=== Records ===
********

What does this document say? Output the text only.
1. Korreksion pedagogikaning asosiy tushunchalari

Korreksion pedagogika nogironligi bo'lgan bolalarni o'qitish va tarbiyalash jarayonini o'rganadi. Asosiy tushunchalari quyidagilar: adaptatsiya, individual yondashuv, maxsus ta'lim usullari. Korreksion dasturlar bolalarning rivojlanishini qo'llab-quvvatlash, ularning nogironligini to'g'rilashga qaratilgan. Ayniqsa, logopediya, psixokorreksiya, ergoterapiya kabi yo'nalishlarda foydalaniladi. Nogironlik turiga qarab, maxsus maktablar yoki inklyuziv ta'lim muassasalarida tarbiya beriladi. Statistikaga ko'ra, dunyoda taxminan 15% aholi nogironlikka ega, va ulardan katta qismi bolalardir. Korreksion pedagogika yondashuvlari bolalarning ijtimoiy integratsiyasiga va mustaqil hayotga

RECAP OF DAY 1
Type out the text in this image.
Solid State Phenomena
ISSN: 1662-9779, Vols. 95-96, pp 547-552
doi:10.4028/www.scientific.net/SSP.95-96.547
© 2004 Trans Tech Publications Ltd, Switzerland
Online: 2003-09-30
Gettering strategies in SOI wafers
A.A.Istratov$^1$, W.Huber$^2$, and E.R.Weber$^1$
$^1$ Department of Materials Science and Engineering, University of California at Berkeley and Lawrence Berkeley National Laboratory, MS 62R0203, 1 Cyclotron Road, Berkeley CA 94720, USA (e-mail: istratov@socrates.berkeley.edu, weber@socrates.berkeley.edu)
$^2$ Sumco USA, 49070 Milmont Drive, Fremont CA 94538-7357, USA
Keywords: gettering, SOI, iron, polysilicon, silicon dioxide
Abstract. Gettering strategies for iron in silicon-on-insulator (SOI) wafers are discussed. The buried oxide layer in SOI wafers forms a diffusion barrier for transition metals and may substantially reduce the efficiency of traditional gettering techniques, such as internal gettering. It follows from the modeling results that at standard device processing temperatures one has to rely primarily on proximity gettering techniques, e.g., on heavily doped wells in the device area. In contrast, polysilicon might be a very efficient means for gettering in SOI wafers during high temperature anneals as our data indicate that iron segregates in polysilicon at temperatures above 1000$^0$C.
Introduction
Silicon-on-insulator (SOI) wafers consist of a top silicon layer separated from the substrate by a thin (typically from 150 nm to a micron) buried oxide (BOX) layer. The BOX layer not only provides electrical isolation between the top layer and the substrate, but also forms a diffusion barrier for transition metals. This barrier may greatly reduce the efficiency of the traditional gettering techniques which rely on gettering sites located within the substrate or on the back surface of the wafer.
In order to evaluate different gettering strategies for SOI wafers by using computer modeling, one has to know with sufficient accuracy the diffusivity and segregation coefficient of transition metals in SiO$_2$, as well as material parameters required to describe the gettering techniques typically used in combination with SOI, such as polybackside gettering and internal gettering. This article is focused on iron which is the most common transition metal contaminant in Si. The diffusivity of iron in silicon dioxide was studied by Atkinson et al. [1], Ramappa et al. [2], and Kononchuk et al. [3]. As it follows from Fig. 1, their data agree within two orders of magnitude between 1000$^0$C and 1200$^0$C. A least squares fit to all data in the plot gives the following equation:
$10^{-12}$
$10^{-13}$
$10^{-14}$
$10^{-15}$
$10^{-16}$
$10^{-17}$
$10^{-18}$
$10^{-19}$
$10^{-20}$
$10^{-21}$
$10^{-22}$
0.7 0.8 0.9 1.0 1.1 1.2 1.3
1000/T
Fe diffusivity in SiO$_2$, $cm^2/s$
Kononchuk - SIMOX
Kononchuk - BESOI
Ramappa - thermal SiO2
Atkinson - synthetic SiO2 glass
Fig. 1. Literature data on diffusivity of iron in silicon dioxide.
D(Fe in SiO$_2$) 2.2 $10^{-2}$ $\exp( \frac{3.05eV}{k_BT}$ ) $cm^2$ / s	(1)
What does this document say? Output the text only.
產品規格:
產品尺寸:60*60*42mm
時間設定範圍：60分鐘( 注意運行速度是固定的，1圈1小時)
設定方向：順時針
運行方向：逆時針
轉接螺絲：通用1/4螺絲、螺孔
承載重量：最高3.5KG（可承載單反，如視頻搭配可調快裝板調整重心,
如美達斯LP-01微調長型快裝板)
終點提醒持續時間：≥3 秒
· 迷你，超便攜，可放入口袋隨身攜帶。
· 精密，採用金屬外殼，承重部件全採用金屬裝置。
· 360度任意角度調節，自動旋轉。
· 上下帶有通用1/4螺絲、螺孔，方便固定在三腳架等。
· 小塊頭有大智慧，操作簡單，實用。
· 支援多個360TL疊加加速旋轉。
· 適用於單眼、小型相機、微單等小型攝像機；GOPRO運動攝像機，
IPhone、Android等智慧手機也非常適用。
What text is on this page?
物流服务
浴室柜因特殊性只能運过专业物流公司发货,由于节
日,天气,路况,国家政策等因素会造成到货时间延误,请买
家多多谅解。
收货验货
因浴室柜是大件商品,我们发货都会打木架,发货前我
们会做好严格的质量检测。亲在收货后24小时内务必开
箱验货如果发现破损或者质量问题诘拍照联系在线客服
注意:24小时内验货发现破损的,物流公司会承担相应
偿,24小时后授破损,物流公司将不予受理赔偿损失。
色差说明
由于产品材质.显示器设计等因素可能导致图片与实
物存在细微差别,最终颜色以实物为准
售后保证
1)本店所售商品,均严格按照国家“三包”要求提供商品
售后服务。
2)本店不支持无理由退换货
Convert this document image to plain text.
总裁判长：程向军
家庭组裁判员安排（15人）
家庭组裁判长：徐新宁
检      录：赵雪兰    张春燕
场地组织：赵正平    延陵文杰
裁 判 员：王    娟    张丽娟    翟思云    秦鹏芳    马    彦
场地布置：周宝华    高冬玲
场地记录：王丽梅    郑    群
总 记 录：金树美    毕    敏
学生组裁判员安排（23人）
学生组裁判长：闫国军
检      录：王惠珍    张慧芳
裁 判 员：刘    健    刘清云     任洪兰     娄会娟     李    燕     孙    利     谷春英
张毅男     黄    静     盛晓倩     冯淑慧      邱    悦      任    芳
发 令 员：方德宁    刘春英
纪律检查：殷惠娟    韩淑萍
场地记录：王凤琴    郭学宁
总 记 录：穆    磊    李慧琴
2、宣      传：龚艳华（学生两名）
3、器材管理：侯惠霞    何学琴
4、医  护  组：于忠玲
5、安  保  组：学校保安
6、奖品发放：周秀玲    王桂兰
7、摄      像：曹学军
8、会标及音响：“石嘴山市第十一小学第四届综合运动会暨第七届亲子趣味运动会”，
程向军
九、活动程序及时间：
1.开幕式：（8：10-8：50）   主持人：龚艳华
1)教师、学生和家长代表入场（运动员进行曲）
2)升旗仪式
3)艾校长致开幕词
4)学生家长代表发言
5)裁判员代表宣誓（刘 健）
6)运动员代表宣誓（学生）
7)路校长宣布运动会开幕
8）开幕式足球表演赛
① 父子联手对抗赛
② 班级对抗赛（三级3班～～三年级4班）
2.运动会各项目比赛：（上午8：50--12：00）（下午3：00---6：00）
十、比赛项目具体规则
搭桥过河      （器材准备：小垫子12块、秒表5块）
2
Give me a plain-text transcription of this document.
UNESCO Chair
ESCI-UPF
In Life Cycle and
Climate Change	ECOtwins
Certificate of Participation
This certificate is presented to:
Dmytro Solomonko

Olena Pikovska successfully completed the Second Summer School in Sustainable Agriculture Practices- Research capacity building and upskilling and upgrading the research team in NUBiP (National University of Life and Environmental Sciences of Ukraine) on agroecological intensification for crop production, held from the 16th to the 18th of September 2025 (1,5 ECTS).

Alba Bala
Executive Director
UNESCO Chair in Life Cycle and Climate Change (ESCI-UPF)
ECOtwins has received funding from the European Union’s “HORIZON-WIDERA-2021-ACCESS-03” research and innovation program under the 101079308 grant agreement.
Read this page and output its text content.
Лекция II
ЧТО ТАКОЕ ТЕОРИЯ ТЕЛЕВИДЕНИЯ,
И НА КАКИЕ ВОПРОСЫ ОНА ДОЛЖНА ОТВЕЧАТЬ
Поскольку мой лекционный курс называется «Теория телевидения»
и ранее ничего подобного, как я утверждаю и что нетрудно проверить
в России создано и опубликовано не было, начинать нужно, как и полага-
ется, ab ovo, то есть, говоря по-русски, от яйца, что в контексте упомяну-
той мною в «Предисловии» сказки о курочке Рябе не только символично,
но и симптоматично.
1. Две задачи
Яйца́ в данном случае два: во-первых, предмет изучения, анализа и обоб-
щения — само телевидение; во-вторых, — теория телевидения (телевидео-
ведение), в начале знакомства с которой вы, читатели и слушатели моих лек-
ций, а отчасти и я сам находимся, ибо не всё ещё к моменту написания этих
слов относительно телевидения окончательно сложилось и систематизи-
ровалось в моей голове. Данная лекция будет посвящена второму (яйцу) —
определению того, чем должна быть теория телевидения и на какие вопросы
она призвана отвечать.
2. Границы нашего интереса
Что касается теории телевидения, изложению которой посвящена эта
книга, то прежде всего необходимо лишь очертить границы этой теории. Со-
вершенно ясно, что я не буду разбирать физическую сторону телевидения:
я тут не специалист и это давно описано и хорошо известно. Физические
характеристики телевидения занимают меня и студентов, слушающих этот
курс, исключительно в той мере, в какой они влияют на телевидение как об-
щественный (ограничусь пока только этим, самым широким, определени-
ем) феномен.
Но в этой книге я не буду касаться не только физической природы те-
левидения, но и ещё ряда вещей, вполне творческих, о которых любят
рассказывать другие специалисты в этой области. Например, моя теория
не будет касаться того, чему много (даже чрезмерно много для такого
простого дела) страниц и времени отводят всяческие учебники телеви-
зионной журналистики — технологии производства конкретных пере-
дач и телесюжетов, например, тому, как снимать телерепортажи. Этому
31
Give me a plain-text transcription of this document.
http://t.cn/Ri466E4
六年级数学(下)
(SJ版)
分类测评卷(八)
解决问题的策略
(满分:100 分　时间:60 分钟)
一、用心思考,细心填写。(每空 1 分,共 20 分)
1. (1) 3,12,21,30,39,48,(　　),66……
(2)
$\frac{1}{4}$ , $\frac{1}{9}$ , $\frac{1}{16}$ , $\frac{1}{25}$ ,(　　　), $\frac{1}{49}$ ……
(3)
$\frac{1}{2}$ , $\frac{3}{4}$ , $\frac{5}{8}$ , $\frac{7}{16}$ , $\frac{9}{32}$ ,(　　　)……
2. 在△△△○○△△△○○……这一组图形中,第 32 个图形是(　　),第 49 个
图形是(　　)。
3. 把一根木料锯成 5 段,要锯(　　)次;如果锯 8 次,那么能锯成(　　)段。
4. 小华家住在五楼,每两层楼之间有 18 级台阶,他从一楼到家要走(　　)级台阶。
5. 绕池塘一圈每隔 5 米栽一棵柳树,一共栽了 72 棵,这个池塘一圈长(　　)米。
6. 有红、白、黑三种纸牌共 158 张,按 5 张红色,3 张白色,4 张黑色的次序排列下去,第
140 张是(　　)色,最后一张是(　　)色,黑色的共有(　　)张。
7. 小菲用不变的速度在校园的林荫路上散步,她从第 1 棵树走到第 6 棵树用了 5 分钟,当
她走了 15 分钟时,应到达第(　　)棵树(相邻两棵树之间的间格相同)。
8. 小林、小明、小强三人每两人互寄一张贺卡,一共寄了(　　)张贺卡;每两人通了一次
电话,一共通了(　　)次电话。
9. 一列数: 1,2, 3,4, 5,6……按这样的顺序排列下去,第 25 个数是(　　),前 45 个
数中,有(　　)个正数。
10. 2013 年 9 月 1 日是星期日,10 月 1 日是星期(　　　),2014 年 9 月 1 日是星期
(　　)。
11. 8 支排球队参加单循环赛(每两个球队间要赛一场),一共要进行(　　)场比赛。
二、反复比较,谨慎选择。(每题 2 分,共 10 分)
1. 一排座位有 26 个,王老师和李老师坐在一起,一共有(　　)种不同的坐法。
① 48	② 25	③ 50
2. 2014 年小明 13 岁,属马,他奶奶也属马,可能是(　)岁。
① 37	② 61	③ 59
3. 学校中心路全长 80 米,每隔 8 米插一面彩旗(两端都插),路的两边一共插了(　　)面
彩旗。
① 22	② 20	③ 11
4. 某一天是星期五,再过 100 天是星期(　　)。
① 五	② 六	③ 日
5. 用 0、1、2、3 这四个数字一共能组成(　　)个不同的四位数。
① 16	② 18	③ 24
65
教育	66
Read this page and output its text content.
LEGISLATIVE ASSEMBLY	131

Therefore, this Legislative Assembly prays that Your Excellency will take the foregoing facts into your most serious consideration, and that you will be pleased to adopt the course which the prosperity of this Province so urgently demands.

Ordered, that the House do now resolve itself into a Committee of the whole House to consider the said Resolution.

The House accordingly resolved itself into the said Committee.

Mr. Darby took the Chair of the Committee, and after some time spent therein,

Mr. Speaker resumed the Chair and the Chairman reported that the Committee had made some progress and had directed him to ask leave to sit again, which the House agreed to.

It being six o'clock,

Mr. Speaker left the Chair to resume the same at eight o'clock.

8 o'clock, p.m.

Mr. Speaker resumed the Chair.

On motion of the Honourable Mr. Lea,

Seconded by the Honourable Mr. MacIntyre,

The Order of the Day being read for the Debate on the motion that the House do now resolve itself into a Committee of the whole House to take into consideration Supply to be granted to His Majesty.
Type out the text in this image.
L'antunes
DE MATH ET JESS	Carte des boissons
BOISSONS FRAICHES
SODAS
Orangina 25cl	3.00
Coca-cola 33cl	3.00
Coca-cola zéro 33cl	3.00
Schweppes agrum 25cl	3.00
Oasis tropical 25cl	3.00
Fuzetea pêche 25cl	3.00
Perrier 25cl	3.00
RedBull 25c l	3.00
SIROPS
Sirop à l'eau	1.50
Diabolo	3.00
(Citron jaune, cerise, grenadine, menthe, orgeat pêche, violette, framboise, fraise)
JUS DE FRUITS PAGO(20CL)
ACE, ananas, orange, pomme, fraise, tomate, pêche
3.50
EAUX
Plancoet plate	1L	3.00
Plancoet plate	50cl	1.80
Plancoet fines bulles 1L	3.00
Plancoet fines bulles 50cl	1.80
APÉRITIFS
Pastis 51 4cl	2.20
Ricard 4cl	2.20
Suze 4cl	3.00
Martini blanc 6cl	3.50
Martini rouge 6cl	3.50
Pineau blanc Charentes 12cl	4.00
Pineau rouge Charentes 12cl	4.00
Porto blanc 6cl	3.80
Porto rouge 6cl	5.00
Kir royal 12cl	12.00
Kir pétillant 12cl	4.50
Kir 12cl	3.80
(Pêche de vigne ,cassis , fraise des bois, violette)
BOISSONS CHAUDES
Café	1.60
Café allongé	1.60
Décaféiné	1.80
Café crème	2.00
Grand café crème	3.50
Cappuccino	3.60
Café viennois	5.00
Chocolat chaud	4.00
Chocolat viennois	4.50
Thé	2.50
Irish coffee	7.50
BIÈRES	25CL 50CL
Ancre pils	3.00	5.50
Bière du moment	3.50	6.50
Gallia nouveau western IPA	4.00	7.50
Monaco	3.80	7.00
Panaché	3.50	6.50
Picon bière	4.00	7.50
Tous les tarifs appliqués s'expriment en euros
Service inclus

********

=== What is expected ===
Go through the material and select each line with the string "телевидение" in it.

=== Output for this exercise ===
щения — само телевидение; во-вторых, — теория телевидения (телевидео-
курс, исключительно в той мере, в какой они влияют на телевидение как об-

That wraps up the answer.